* Start PASSAGE SHOWN *
Re: Create boxfile from a certified text

Quan Nguyen Tue, 11 Mar 2014 18:46:34 -0700

You can use Regex to transform your reference text to one non-space 
character per line. Vertically select them and copy to clipboard. Then in 
the box file, vertically select the characters and replace them with the 
clipboard content.


That's the trick I normally use in editing box files. Good programming 
editors like jEdit or Notepad++ usually support vertical selection of text.

On Tuesday, March 11, 2014 2:03:55 AM UTC-5, Bernard Polarski wrote:
>
> I just mean to assert that the text is an absolute match of the image. You 
> have to check every box file, eventually split/merge/delete some boxes. 
> Once you have done it, I still compare the result using this simple cat 
> <file> | cut -c 1 | tr '\n' ' '.
> The again I read every word until I am satisfied that the box file is 
> absolutely correct. I then store the image and the box file in a directory 
> to be used when I want to create a traineddata. I am creating various 
> directory of various type of font. But since version 3.03, for traineddata 
> create from scanned image,  I have less impact. It does have effect, but I 
> have more negative impact for a good one. I am figthing hard to isolate one 
> single effect. For the moment the best results are obtained by cleaning the 
> FRA dictionary from short words (2 letters) seldom used. Now I feel the 
> needs to setup regressions tests over 20 certified box/text in order to 
> measure the impact of one single change.
>
> Working in progress and ABBY is already off but I hope more progresses 
> before submitting to my group.
>
> Le mardi 11 mars 2014 00:08:34 UTC+1, Quan Nguyen a écrit :
>>
>> Bernard,
>>
>> What do you mean by "assert a text box of 200 words"? Can you elaborate? 
>> Thanks.
* End PASSAGE SHOWN *
OBJECTIVE: Please quote, word for word, the part of the box-file thread above that opens with the words "That's the trick" and closes with "-c 1 | tr '\n' ' '.".
* Start RECORDS SHOWN *
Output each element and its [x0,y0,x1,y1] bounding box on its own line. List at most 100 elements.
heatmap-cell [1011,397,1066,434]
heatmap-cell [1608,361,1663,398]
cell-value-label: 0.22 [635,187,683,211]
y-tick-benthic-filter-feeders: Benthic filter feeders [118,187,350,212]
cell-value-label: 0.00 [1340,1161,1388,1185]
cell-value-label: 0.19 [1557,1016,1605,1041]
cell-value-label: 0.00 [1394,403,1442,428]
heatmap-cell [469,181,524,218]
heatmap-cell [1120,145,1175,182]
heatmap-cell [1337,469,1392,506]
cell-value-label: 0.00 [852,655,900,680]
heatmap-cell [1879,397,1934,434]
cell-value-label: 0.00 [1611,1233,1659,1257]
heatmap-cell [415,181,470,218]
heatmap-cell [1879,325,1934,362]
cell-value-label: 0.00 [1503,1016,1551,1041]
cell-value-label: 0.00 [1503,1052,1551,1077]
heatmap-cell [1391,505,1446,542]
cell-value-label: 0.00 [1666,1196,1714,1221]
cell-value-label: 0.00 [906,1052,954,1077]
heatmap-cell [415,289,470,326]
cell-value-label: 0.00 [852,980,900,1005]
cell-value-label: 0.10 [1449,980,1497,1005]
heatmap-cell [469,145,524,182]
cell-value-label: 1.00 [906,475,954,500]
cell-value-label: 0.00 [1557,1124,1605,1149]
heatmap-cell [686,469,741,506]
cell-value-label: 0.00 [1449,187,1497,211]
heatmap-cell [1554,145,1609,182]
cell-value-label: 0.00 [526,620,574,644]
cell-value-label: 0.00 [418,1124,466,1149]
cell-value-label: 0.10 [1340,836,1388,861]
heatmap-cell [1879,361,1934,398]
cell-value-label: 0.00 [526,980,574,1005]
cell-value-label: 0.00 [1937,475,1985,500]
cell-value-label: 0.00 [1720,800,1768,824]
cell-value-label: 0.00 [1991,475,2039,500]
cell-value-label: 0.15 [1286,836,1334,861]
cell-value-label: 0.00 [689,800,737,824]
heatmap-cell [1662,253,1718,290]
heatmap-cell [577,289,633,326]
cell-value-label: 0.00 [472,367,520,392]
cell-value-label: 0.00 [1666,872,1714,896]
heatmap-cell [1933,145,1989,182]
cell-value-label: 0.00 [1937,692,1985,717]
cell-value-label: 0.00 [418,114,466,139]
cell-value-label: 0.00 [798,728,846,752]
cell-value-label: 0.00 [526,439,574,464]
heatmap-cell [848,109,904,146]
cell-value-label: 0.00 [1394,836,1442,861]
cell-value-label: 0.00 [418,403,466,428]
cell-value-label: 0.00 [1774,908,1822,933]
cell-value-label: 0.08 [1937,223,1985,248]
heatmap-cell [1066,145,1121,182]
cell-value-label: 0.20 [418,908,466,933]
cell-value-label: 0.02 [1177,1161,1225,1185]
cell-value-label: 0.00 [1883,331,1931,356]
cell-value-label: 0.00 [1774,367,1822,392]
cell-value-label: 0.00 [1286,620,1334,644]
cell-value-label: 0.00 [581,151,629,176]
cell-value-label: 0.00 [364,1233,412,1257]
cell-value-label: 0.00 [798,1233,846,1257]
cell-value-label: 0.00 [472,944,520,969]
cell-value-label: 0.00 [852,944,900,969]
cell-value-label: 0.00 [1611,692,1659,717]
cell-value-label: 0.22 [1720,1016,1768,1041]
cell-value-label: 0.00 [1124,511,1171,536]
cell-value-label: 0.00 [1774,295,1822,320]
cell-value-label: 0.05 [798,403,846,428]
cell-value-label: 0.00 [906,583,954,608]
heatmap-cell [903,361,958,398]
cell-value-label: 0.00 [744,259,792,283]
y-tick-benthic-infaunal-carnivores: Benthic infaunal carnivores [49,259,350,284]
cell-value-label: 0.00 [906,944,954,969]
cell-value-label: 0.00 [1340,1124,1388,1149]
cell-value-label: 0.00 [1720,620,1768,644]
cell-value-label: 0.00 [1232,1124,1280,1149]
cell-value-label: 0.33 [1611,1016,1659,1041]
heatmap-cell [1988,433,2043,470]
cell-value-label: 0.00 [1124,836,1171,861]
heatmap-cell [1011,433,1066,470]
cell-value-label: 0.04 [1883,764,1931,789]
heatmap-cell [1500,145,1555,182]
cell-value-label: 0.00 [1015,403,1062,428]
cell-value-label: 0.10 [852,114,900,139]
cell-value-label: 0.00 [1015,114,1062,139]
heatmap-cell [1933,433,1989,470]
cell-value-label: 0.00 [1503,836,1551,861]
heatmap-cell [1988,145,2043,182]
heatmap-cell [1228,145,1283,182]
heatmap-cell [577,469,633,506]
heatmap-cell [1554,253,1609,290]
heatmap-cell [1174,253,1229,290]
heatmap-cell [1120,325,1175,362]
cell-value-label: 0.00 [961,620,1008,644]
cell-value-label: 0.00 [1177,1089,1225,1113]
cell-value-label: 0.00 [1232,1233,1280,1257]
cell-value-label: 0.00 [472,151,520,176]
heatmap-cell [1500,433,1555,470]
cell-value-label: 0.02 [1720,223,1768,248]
* End RECORDS SHOWN *
RESPONSE TO THIS EXERCISE:
That's the trick I normally use in editing box files. Good programming 
editors like jEdit or Notepad++ usually support vertical selection of text.

On Tuesday, March 11, 2014 2:03:55 AM UTC-5, Bernard Polarski wrote:
>
> I just mean to assert that the text is an absolute match of the image. You 
> have to check every box file, eventually split/merge/delete some boxes. 
> Once you have done it, I still compare the result using this simple cat 
> <file> | cut -c 1 | tr '\n' ' '.